Stated problem => Return a copy of every line in the records that includes the word "Quadratic".

* start *

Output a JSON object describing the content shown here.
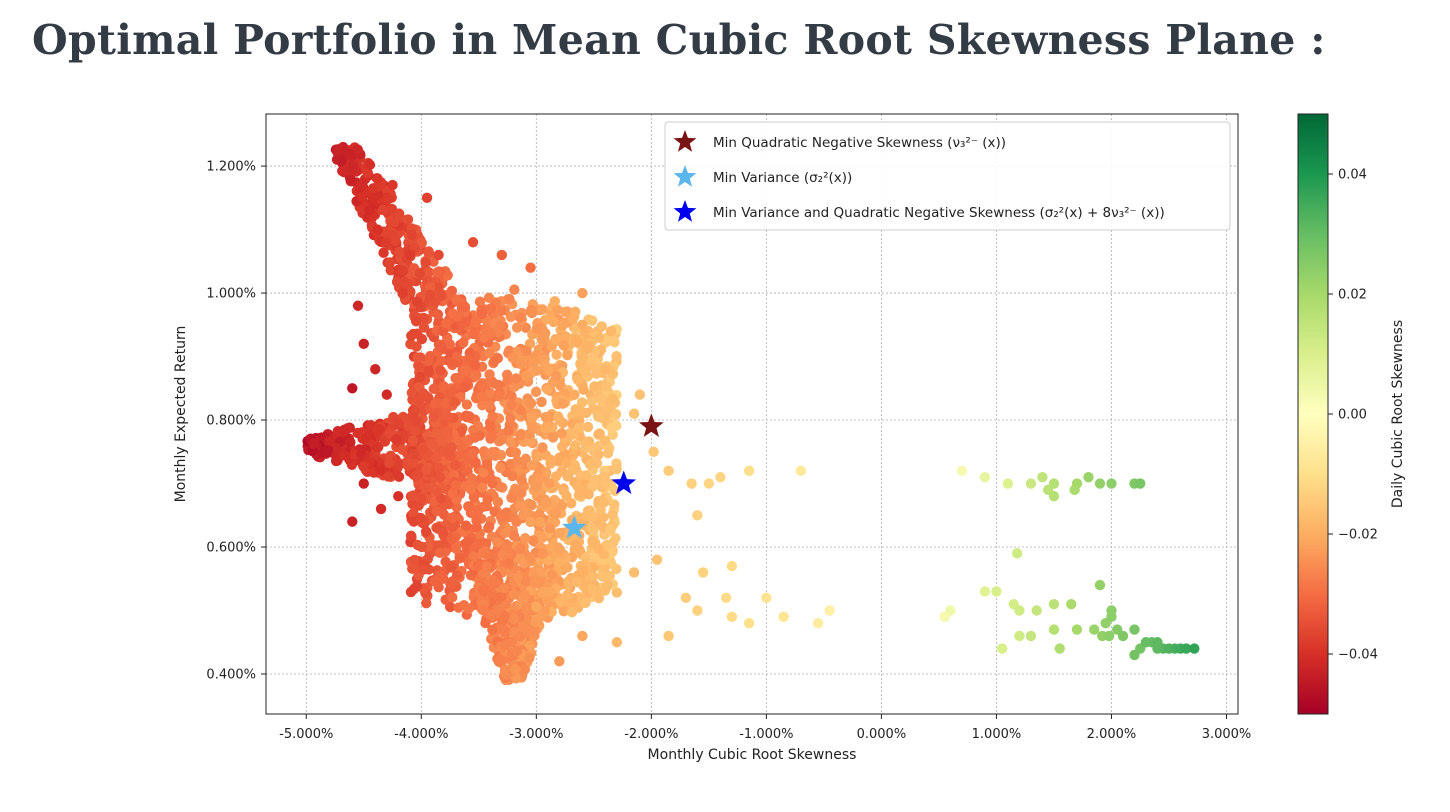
{
  "page": {
    "title": "Optimal Portfolio in Mean Cubic Root Skewness Plane :"
  },
  "chart_data": {
    "type": "scatter",
    "xlabel": "Monthly Cubic Root Skewness",
    "ylabel": "Monthly Expected Return",
    "xlim": [
      -5.35,
      3.1
    ],
    "ylim": [
      0.337,
      1.282
    ],
    "xticks": [
      -5,
      -4,
      -3,
      -2,
      -1,
      0,
      1,
      2,
      3
    ],
    "yticks": [
      0.4,
      0.6,
      0.8,
      1.0,
      1.2
    ],
    "tick_format": "percent_3dp",
    "x_tick_labels": [
      "-5.000%",
      "-4.000%",
      "-3.000%",
      "-2.000%",
      "-1.000%",
      "0.000%",
      "1.000%",
      "2.000%",
      "3.000%"
    ],
    "y_tick_labels": [
      "0.400%",
      "0.600%",
      "0.800%",
      "1.000%",
      "1.200%"
    ],
    "grid": true,
    "colorbar": {
      "label": "Daily Cubic Root Skewness",
      "range": [
        -0.05,
        0.05
      ],
      "ticks": [
        -0.04,
        -0.02,
        0.0,
        0.02,
        0.04
      ],
      "tick_labels": [
        "−0.04",
        "−0.02",
        "0.00",
        "0.02",
        "0.04"
      ],
      "colormap": "RdYlGn",
      "colormap_stops": [
        "#a50026",
        "#d73027",
        "#f46d43",
        "#fdae61",
        "#fee08b",
        "#ffffbf",
        "#d9ef8b",
        "#a6d96a",
        "#66bd63",
        "#1a9850",
        "#006837"
      ]
    },
    "legend": {
      "placement": "top-right",
      "entries": [
        {
          "label": "Min Quadratic Negative Skewness (ν₃²⁻ (x))",
          "color": "#7a1414",
          "marker": "star"
        },
        {
          "label": "Min Variance (σ₂²(x))",
          "color": "#5cb6ee",
          "marker": "star"
        },
        {
          "label": "Min Variance and Quadratic Negative Skewness (σ₂²(x) + 8ν₃²⁻ (x))",
          "color": "#0000ee",
          "marker": "star"
        }
      ]
    },
    "optimal_points": [
      {
        "name": "Min Quadratic Negative Skewness",
        "x": -2.0,
        "y": 0.79,
        "color": "#7a1414"
      },
      {
        "name": "Min Variance",
        "x": -2.67,
        "y": 0.63,
        "color": "#5cb6ee"
      },
      {
        "name": "Min Variance and Quadratic Negative Skewness",
        "x": -2.24,
        "y": 0.7,
        "color": "#0000ee"
      }
    ],
    "point_color_by": "colorbar value (daily cubic root skewness)",
    "dense_cloud_regions": [
      {
        "x_range": [
          -4.0,
          -2.3
        ],
        "y_range": [
          0.48,
          0.97
        ]
      },
      {
        "x_range": [
          -3.6,
          -2.9
        ],
        "y_range": [
          0.39,
          0.6
        ]
      },
      {
        "x_range": [
          -4.4,
          -3.6
        ],
        "y_range": [
          0.95,
          1.23
        ]
      },
      {
        "x_range": [
          -5.0,
          -3.7
        ],
        "y_range": [
          0.72,
          0.8
        ]
      }
    ],
    "scattered_points": [
      {
        "x": -4.68,
        "y": 1.23,
        "c": -0.043
      },
      {
        "x": -4.6,
        "y": 1.2,
        "c": -0.042
      },
      {
        "x": -4.52,
        "y": 1.17,
        "c": -0.041
      },
      {
        "x": -4.45,
        "y": 1.13,
        "c": -0.041
      },
      {
        "x": -4.38,
        "y": 1.1,
        "c": -0.04
      },
      {
        "x": -4.25,
        "y": 1.17,
        "c": -0.039
      },
      {
        "x": -4.1,
        "y": 1.06,
        "c": -0.038
      },
      {
        "x": -3.95,
        "y": 1.15,
        "c": -0.037
      },
      {
        "x": -3.85,
        "y": 1.06,
        "c": -0.036
      },
      {
        "x": -3.55,
        "y": 1.08,
        "c": -0.035
      },
      {
        "x": -3.3,
        "y": 1.06,
        "c": -0.032
      },
      {
        "x": -3.05,
        "y": 1.04,
        "c": -0.03
      },
      {
        "x": -4.55,
        "y": 0.98,
        "c": -0.042
      },
      {
        "x": -4.5,
        "y": 0.92,
        "c": -0.043
      },
      {
        "x": -4.6,
        "y": 0.85,
        "c": -0.045
      },
      {
        "x": -4.4,
        "y": 0.88,
        "c": -0.042
      },
      {
        "x": -4.6,
        "y": 0.64,
        "c": -0.043
      },
      {
        "x": -4.35,
        "y": 0.66,
        "c": -0.041
      },
      {
        "x": -4.2,
        "y": 0.68,
        "c": -0.04
      },
      {
        "x": -4.5,
        "y": 0.7,
        "c": -0.043
      },
      {
        "x": -4.3,
        "y": 0.84,
        "c": -0.041
      },
      {
        "x": -2.6,
        "y": 0.95,
        "c": -0.02
      },
      {
        "x": -2.35,
        "y": 0.94,
        "c": -0.018
      },
      {
        "x": -2.4,
        "y": 0.88,
        "c": -0.018
      },
      {
        "x": -2.6,
        "y": 1.0,
        "c": -0.022
      },
      {
        "x": -2.15,
        "y": 0.81,
        "c": -0.016
      },
      {
        "x": -2.1,
        "y": 0.84,
        "c": -0.016
      },
      {
        "x": -1.98,
        "y": 0.75,
        "c": -0.015
      },
      {
        "x": -1.85,
        "y": 0.72,
        "c": -0.014
      },
      {
        "x": -1.65,
        "y": 0.7,
        "c": -0.013
      },
      {
        "x": -1.5,
        "y": 0.7,
        "c": -0.012
      },
      {
        "x": -1.4,
        "y": 0.71,
        "c": -0.012
      },
      {
        "x": -1.15,
        "y": 0.72,
        "c": -0.01
      },
      {
        "x": -0.7,
        "y": 0.72,
        "c": -0.007
      },
      {
        "x": -1.6,
        "y": 0.65,
        "c": -0.013
      },
      {
        "x": -2.15,
        "y": 0.56,
        "c": -0.017
      },
      {
        "x": -1.95,
        "y": 0.58,
        "c": -0.016
      },
      {
        "x": -1.7,
        "y": 0.52,
        "c": -0.014
      },
      {
        "x": -1.55,
        "y": 0.56,
        "c": -0.013
      },
      {
        "x": -1.3,
        "y": 0.57,
        "c": -0.011
      },
      {
        "x": -1.15,
        "y": 0.48,
        "c": -0.01
      },
      {
        "x": -1.35,
        "y": 0.52,
        "c": -0.011
      },
      {
        "x": -1.0,
        "y": 0.52,
        "c": -0.009
      },
      {
        "x": -0.85,
        "y": 0.49,
        "c": -0.008
      },
      {
        "x": -0.55,
        "y": 0.48,
        "c": -0.006
      },
      {
        "x": -0.45,
        "y": 0.5,
        "c": -0.005
      },
      {
        "x": -1.85,
        "y": 0.46,
        "c": -0.015
      },
      {
        "x": -2.3,
        "y": 0.45,
        "c": -0.018
      },
      {
        "x": -2.8,
        "y": 0.42,
        "c": -0.023
      },
      {
        "x": -2.6,
        "y": 0.46,
        "c": -0.021
      },
      {
        "x": -1.6,
        "y": 0.5,
        "c": -0.013
      },
      {
        "x": -1.3,
        "y": 0.49,
        "c": -0.011
      },
      {
        "x": 0.7,
        "y": 0.72,
        "c": 0.003
      },
      {
        "x": 0.9,
        "y": 0.71,
        "c": 0.006
      },
      {
        "x": 1.1,
        "y": 0.7,
        "c": 0.009
      },
      {
        "x": 1.3,
        "y": 0.7,
        "c": 0.013
      },
      {
        "x": 1.4,
        "y": 0.71,
        "c": 0.015
      },
      {
        "x": 1.5,
        "y": 0.7,
        "c": 0.017
      },
      {
        "x": 1.45,
        "y": 0.69,
        "c": 0.016
      },
      {
        "x": 1.5,
        "y": 0.68,
        "c": 0.017
      },
      {
        "x": 1.7,
        "y": 0.7,
        "c": 0.02
      },
      {
        "x": 1.8,
        "y": 0.71,
        "c": 0.022
      },
      {
        "x": 1.9,
        "y": 0.7,
        "c": 0.023
      },
      {
        "x": 2.0,
        "y": 0.7,
        "c": 0.024
      },
      {
        "x": 2.2,
        "y": 0.7,
        "c": 0.026
      },
      {
        "x": 2.25,
        "y": 0.7,
        "c": 0.027
      },
      {
        "x": 1.68,
        "y": 0.69,
        "c": 0.019
      },
      {
        "x": 1.18,
        "y": 0.59,
        "c": 0.012
      },
      {
        "x": 0.9,
        "y": 0.53,
        "c": 0.008
      },
      {
        "x": 1.0,
        "y": 0.53,
        "c": 0.01
      },
      {
        "x": 0.55,
        "y": 0.49,
        "c": 0.003
      },
      {
        "x": 0.6,
        "y": 0.5,
        "c": 0.004
      },
      {
        "x": 1.15,
        "y": 0.51,
        "c": 0.011
      },
      {
        "x": 1.2,
        "y": 0.5,
        "c": 0.012
      },
      {
        "x": 1.35,
        "y": 0.5,
        "c": 0.014
      },
      {
        "x": 1.5,
        "y": 0.51,
        "c": 0.016
      },
      {
        "x": 1.3,
        "y": 0.46,
        "c": 0.014
      },
      {
        "x": 1.2,
        "y": 0.46,
        "c": 0.012
      },
      {
        "x": 1.05,
        "y": 0.44,
        "c": 0.01
      },
      {
        "x": 1.5,
        "y": 0.47,
        "c": 0.017
      },
      {
        "x": 1.55,
        "y": 0.44,
        "c": 0.018
      },
      {
        "x": 1.65,
        "y": 0.51,
        "c": 0.019
      },
      {
        "x": 1.7,
        "y": 0.47,
        "c": 0.02
      },
      {
        "x": 1.9,
        "y": 0.54,
        "c": 0.023
      },
      {
        "x": 1.85,
        "y": 0.47,
        "c": 0.022
      },
      {
        "x": 1.95,
        "y": 0.48,
        "c": 0.023
      },
      {
        "x": 2.0,
        "y": 0.49,
        "c": 0.024
      },
      {
        "x": 2.0,
        "y": 0.5,
        "c": 0.024
      },
      {
        "x": 2.05,
        "y": 0.47,
        "c": 0.025
      },
      {
        "x": 2.1,
        "y": 0.46,
        "c": 0.026
      },
      {
        "x": 2.2,
        "y": 0.47,
        "c": 0.027
      },
      {
        "x": 2.25,
        "y": 0.44,
        "c": 0.028
      },
      {
        "x": 2.2,
        "y": 0.43,
        "c": 0.028
      },
      {
        "x": 2.35,
        "y": 0.45,
        "c": 0.03
      },
      {
        "x": 2.4,
        "y": 0.45,
        "c": 0.031
      },
      {
        "x": 2.45,
        "y": 0.44,
        "c": 0.032
      },
      {
        "x": 2.5,
        "y": 0.44,
        "c": 0.033
      },
      {
        "x": 2.55,
        "y": 0.44,
        "c": 0.034
      },
      {
        "x": 2.6,
        "y": 0.44,
        "c": 0.035
      },
      {
        "x": 2.65,
        "y": 0.44,
        "c": 0.036
      },
      {
        "x": 2.72,
        "y": 0.44,
        "c": 0.037
      },
      {
        "x": 2.4,
        "y": 0.44,
        "c": 0.031
      },
      {
        "x": 2.3,
        "y": 0.45,
        "c": 0.03
      },
      {
        "x": 1.92,
        "y": 0.46,
        "c": 0.023
      },
      {
        "x": 1.98,
        "y": 0.46,
        "c": 0.024
      }
    ]
  }
}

* end *

Reply =>
          "label": "Min Quadratic Negative Skewness (ν₃²⁻ (x))",
          "label": "Min Variance and Quadratic Negative Skewness (σ₂²(x) + 8ν₃²⁻ (x))",
        "name": "Min Quadratic Negative Skewness",
        "name": "Min Variance and Quadratic Negative Skewness",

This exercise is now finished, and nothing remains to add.